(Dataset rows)
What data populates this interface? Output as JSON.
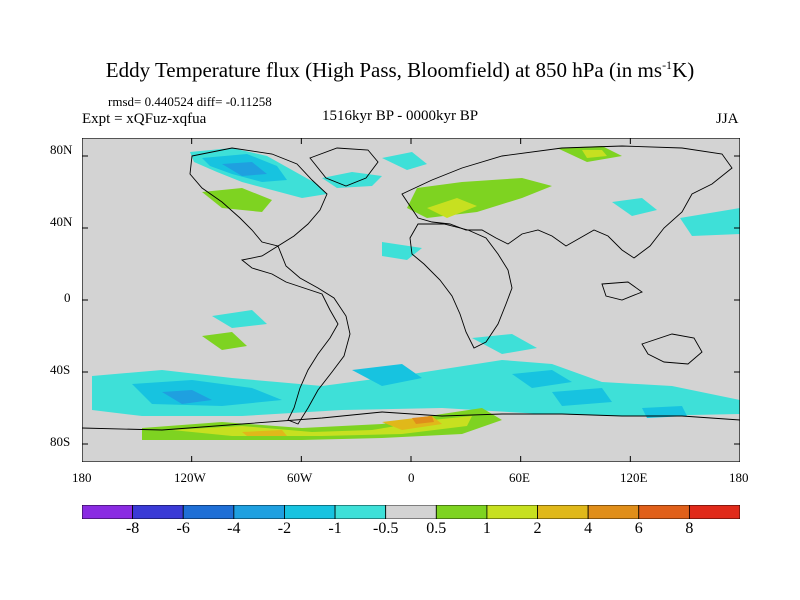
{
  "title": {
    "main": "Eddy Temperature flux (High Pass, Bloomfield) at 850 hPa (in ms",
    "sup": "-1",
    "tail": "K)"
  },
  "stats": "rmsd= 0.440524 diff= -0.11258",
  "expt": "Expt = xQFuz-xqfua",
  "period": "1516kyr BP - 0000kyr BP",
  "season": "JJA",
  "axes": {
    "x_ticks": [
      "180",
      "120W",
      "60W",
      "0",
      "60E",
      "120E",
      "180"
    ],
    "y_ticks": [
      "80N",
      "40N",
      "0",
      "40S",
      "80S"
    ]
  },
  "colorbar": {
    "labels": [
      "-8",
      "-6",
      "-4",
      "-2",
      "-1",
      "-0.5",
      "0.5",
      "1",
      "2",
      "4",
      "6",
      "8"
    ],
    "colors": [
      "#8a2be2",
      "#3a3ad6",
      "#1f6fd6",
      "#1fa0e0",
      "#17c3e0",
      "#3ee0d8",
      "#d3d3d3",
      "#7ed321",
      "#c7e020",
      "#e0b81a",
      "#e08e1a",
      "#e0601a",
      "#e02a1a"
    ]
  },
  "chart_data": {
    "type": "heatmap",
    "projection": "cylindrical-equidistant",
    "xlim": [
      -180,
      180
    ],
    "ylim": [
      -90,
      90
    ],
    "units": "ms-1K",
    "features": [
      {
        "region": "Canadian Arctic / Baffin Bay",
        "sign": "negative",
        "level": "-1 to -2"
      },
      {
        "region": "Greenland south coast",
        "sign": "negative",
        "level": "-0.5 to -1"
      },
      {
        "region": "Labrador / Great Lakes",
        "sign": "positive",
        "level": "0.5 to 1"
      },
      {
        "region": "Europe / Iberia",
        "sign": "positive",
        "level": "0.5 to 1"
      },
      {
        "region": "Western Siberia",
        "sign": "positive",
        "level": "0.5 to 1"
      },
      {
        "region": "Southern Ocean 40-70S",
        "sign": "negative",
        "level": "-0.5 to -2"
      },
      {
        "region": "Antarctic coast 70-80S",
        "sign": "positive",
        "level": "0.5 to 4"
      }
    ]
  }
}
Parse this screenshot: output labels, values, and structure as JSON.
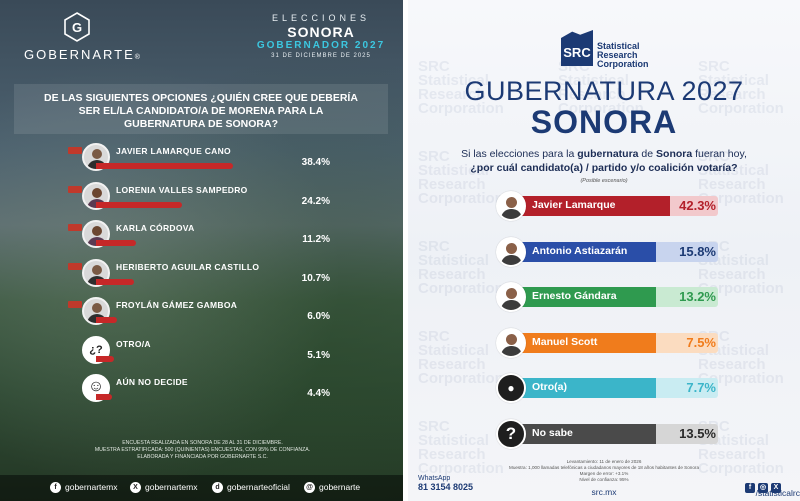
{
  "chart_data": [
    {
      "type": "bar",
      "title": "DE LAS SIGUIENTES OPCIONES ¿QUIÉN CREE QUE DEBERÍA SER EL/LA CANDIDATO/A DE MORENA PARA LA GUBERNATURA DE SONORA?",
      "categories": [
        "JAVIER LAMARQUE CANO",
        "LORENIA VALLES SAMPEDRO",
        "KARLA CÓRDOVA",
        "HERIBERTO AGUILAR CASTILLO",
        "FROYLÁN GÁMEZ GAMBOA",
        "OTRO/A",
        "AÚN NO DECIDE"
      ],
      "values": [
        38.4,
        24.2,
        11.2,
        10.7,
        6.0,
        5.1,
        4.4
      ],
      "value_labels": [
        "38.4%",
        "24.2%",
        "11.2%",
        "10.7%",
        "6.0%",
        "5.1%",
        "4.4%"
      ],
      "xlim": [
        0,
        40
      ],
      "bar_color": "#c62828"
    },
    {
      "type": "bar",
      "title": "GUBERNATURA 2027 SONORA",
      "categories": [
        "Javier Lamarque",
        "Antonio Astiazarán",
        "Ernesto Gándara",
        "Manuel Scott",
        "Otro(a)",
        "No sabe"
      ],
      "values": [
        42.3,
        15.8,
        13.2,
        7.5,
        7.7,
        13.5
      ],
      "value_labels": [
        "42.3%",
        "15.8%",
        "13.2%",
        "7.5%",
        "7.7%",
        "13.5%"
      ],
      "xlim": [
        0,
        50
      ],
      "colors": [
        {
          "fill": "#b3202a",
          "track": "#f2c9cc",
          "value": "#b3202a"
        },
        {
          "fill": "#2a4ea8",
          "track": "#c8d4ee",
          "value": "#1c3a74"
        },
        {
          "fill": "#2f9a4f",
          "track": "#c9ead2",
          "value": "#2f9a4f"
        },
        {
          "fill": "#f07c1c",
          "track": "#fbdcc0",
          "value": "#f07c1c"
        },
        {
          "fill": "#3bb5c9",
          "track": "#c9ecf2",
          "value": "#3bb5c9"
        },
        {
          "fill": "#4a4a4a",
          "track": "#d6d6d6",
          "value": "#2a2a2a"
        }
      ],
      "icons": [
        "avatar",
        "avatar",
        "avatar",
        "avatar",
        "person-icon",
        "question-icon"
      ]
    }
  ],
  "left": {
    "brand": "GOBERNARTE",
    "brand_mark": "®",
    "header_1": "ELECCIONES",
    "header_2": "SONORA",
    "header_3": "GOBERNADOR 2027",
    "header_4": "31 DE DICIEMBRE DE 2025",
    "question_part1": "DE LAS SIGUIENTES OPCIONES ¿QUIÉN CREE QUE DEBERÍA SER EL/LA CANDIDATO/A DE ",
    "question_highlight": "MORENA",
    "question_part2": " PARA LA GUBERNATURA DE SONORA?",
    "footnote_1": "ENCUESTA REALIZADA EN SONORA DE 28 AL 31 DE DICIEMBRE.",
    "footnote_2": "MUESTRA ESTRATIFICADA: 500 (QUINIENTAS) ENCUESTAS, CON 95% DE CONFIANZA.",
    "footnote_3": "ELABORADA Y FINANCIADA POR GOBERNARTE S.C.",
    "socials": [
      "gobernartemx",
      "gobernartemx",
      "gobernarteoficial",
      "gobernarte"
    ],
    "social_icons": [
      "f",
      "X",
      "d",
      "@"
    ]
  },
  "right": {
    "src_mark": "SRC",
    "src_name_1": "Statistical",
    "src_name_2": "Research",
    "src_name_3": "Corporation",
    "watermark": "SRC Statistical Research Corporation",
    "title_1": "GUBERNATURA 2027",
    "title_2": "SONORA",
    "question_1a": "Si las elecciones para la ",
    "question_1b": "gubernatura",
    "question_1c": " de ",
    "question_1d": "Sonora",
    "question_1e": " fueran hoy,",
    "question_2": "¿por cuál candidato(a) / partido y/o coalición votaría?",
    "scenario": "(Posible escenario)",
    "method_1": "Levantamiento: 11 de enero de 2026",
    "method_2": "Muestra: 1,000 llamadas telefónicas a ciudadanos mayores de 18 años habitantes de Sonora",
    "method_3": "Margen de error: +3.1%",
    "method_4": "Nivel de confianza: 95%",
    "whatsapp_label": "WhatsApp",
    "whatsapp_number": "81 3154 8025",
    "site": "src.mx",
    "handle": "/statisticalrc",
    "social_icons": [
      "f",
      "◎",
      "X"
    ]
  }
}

** Stated task **
Pictures stay out; reproduce every line of the records exactly.

** Answer for this exercise **
What data populates this interface? Output as JSON.
{
  "title": {
    "main": "Eddy Temperature flux (High Pass, Bloomfield) at 850 hPa (in ms",
    "sup": "-1",
    "tail": "K)"
  },
  "stats": "rmsd= 0.440524 diff= -0.11258",
  "expt": "Expt = xQFuz-xqfua",
  "period": "1516kyr BP - 0000kyr BP",
  "season": "JJA",
  "axes": {
    "x_ticks": [
      "180",
      "120W",
      "60W",
      "0",
      "60E",
      "120E",
      "180"
    ],
    "y_ticks": [
      "80N",
      "40N",
      "0",
      "40S",
      "80S"
    ]
  },
  "colorbar": {
    "labels": [
      "-8",
      "-6",
      "-4",
      "-2",
      "-1",
      "-0.5",
      "0.5",
      "1",
      "2",
      "4",
      "6",
      "8"
    ],
    "colors": [
      "#8a2be2",
      "#3a3ad6",
      "#1f6fd6",
      "#1fa0e0",
      "#17c3e0",
      "#3ee0d8",
      "#d3d3d3",
      "#7ed321",
      "#c7e020",
      "#e0b81a",
      "#e08e1a",
      "#e0601a",
      "#e02a1a"
    ]
  },
  "chart_data": {
    "type": "heatmap",
    "projection": "cylindrical-equidistant",
    "xlim": [
      -180,
      180
    ],
    "ylim": [
      -90,
      90
    ],
    "units": "ms-1K",
    "features": [
      {
        "region": "Canadian Arctic / Baffin Bay",
        "sign": "negative",
        "level": "-1 to -2"
      },
      {
        "region": "Greenland south coast",
        "sign": "negative",
        "level": "-0.5 to -1"
      },
      {
        "region": "Labrador / Great Lakes",
        "sign": "positive",
        "level": "0.5 to 1"
      },
      {
        "region": "Europe / Iberia",
        "sign": "positive",
        "level": "0.5 to 1"
      },
      {
        "region": "Western Siberia",
        "sign": "positive",
        "level": "0.5 to 1"
      },
      {
        "region": "Southern Ocean 40-70S",
        "sign": "negative",
        "level": "-0.5 to -2"
      },
      {
        "region": "Antarctic coast 70-80S",
        "sign": "positive",
        "level": "0.5 to 4"
      }
    ]
  }
}
Parse this screenshot: output labels, values, and structure as JSON.
{
  "chart_data": [
    {
      "type": "bar",
      "title": "DE LAS SIGUIENTES OPCIONES ¿QUIÉN CREE QUE DEBERÍA SER EL/LA CANDIDATO/A DE MORENA PARA LA GUBERNATURA DE SONORA?",
      "categories": [
        "JAVIER LAMARQUE CANO",
        "LORENIA VALLES SAMPEDRO",
        "KARLA CÓRDOVA",
        "HERIBERTO AGUILAR CASTILLO",
        "FROYLÁN GÁMEZ GAMBOA",
        "OTRO/A",
        "AÚN NO DECIDE"
      ],
      "values": [
        38.4,
        24.2,
        11.2,
        10.7,
        6.0,
        5.1,
        4.4
      ],
      "value_labels": [
        "38.4%",
        "24.2%",
        "11.2%",
        "10.7%",
        "6.0%",
        "5.1%",
        "4.4%"
      ],
      "xlim": [
        0,
        40
      ],
      "bar_color": "#c62828"
    },
    {
      "type": "bar",
      "title": "GUBERNATURA 2027 SONORA",
      "categories": [
        "Javier Lamarque",
        "Antonio Astiazarán",
        "Ernesto Gándara",
        "Manuel Scott",
        "Otro(a)",
        "No sabe"
      ],
      "values": [
        42.3,
        15.8,
        13.2,
        7.5,
        7.7,
        13.5
      ],
      "value_labels": [
        "42.3%",
        "15.8%",
        "13.2%",
        "7.5%",
        "7.7%",
        "13.5%"
      ],
      "xlim": [
        0,
        50
      ],
      "colors": [
        {
          "fill": "#b3202a",
          "track": "#f2c9cc",
          "value": "#b3202a"
        },
        {
          "fill": "#2a4ea8",
          "track": "#c8d4ee",
          "value": "#1c3a74"
        },
        {
          "fill": "#2f9a4f",
          "track": "#c9ead2",
          "value": "#2f9a4f"
        },
        {
          "fill": "#f07c1c",
          "track": "#fbdcc0",
          "value": "#f07c1c"
        },
        {
          "fill": "#3bb5c9",
          "track": "#c9ecf2",
          "value": "#3bb5c9"
        },
        {
          "fill": "#4a4a4a",
          "track": "#d6d6d6",
          "value": "#2a2a2a"
        }
      ],
      "icons": [
        "avatar",
        "avatar",
        "avatar",
        "avatar",
        "person-icon",
        "question-icon"
      ]
    }
  ],
  "left": {
    "brand": "GOBERNARTE",
    "brand_mark": "®",
    "header_1": "ELECCIONES",
    "header_2": "SONORA",
    "header_3": "GOBERNADOR 2027",
    "header_4": "31 DE DICIEMBRE DE 2025",
    "question_part1": "DE LAS SIGUIENTES OPCIONES ¿QUIÉN CREE QUE DEBERÍA SER EL/LA CANDIDATO/A DE ",
    "question_highlight": "MORENA",
    "question_part2": " PARA LA GUBERNATURA DE SONORA?",
    "footnote_1": "ENCUESTA REALIZADA EN SONORA DE 28 AL 31 DE DICIEMBRE.",
    "footnote_2": "MUESTRA ESTRATIFICADA: 500 (QUINIENTAS) ENCUESTAS, CON 95% DE CONFIANZA.",
    "footnote_3": "ELABORADA Y FINANCIADA POR GOBERNARTE S.C.",
    "socials": [
      "gobernartemx",
      "gobernartemx",
      "gobernarteoficial",
      "gobernarte"
    ],
    "social_icons": [
      "f",
      "X",
      "d",
      "@"
    ]
  },
  "right": {
    "src_mark": "SRC",
    "src_name_1": "Statistical",
    "src_name_2": "Research",
    "src_name_3": "Corporation",
    "watermark": "SRC Statistical Research Corporation",
    "title_1": "GUBERNATURA 2027",
    "title_2": "SONORA",
    "question_1a": "Si las elecciones para la ",
    "question_1b": "gubernatura",
    "question_1c": " de ",
    "question_1d": "Sonora",
    "question_1e": " fueran hoy,",
    "question_2": "¿por cuál candidato(a) / partido y/o coalición votaría?",
    "scenario": "(Posible escenario)",
    "method_1": "Levantamiento: 11 de enero de 2026",
    "method_2": "Muestra: 1,000 llamadas telefónicas a ciudadanos mayores de 18 años habitantes de Sonora",
    "method_3": "Margen de error: +3.1%",
    "method_4": "Nivel de confianza: 95%",
    "whatsapp_label": "WhatsApp",
    "whatsapp_number": "81 3154 8025",
    "site": "src.mx",
    "handle": "/statisticalrc",
    "social_icons": [
      "f",
      "◎",
      "X"
    ]
  }
}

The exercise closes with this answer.